▶ **DATA PROVIDED**
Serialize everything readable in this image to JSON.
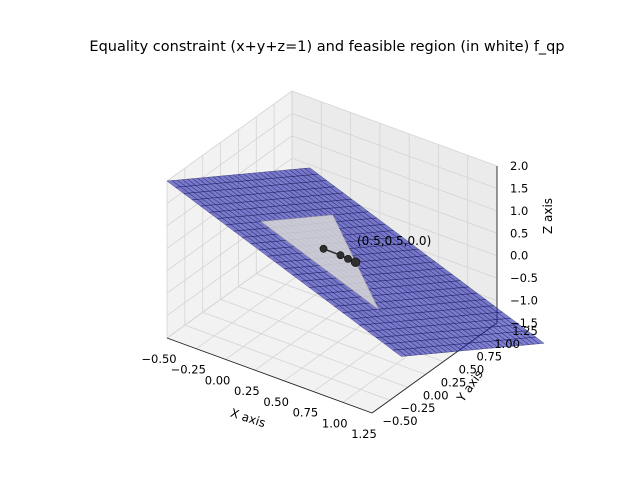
{
  "chart_data": {
    "type": "surface3d",
    "title": "Equality constraint (x+y+z=1) and feasible region (in white) f_qp",
    "xlabel": "X axis",
    "ylabel": "Y axis",
    "zlabel": "Z axis",
    "x_ticks": [
      "−0.50",
      "−0.25",
      "0.00",
      "0.25",
      "0.50",
      "0.75",
      "1.00",
      "1.25"
    ],
    "y_ticks": [
      "−0.50",
      "−0.25",
      "0.00",
      "0.25",
      "0.50",
      "0.75",
      "1.00",
      "1.25"
    ],
    "z_ticks": [
      "−1.5",
      "−1.0",
      "−0.5",
      "0.0",
      "0.5",
      "1.0",
      "1.5",
      "2.0"
    ],
    "xlim": [
      -0.5,
      1.25
    ],
    "ylim": [
      -0.5,
      1.25
    ],
    "zlim": [
      -1.5,
      2.0
    ],
    "grid": true,
    "plane": {
      "equation": "x+y+z=1",
      "x_range": [
        -0.5,
        1.5
      ],
      "y_range": [
        -0.5,
        1.5
      ],
      "color": "#2b2bb5"
    },
    "feasible_region": {
      "vertices": [
        [
          1,
          0,
          0
        ],
        [
          0,
          1,
          0
        ],
        [
          0,
          0,
          1
        ]
      ],
      "color": "#d8d8d8"
    },
    "path_points": [
      {
        "x": 0.33,
        "y": 0.33,
        "z": 0.33
      },
      {
        "x": 0.42,
        "y": 0.42,
        "z": 0.17
      },
      {
        "x": 0.46,
        "y": 0.46,
        "z": 0.08
      },
      {
        "x": 0.5,
        "y": 0.5,
        "z": 0.0
      }
    ],
    "annotation": "(0.5,0.5,0.0)"
  }
}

▶ **WHAT THE EXERCISE ASKS**
Using the material above, retype each entry exactly and omit the pictures.

▶ **RESULT FOR THIS EXERCISE**
Serialize everything readable in this image to JSON.
{
  "chart_data": {
    "type": "surface3d",
    "title": "Equality constraint (x+y+z=1) and feasible region (in white) f_qp",
    "xlabel": "X axis",
    "ylabel": "Y axis",
    "zlabel": "Z axis",
    "x_ticks": [
      "−0.50",
      "−0.25",
      "0.00",
      "0.25",
      "0.50",
      "0.75",
      "1.00",
      "1.25"
    ],
    "y_ticks": [
      "−0.50",
      "−0.25",
      "0.00",
      "0.25",
      "0.50",
      "0.75",
      "1.00",
      "1.25"
    ],
    "z_ticks": [
      "−1.5",
      "−1.0",
      "−0.5",
      "0.0",
      "0.5",
      "1.0",
      "1.5",
      "2.0"
    ],
    "xlim": [
      -0.5,
      1.25
    ],
    "ylim": [
      -0.5,
      1.25
    ],
    "zlim": [
      -1.5,
      2.0
    ],
    "grid": true,
    "plane": {
      "equation": "x+y+z=1",
      "x_range": [
        -0.5,
        1.5
      ],
      "y_range": [
        -0.5,
        1.5
      ],
      "color": "#2b2bb5"
    },
    "feasible_region": {
      "vertices": [
        [
          1,
          0,
          0
        ],
        [
          0,
          1,
          0
        ],
        [
          0,
          0,
          1
        ]
      ],
      "color": "#d8d8d8"
    },
    "path_points": [
      {
        "x": 0.33,
        "y": 0.33,
        "z": 0.33
      },
      {
        "x": 0.42,
        "y": 0.42,
        "z": 0.17
      },
      {
        "x": 0.46,
        "y": 0.46,
        "z": 0.08
      },
      {
        "x": 0.5,
        "y": 0.5,
        "z": 0.0
      }
    ],
    "annotation": "(0.5,0.5,0.0)"
  }
}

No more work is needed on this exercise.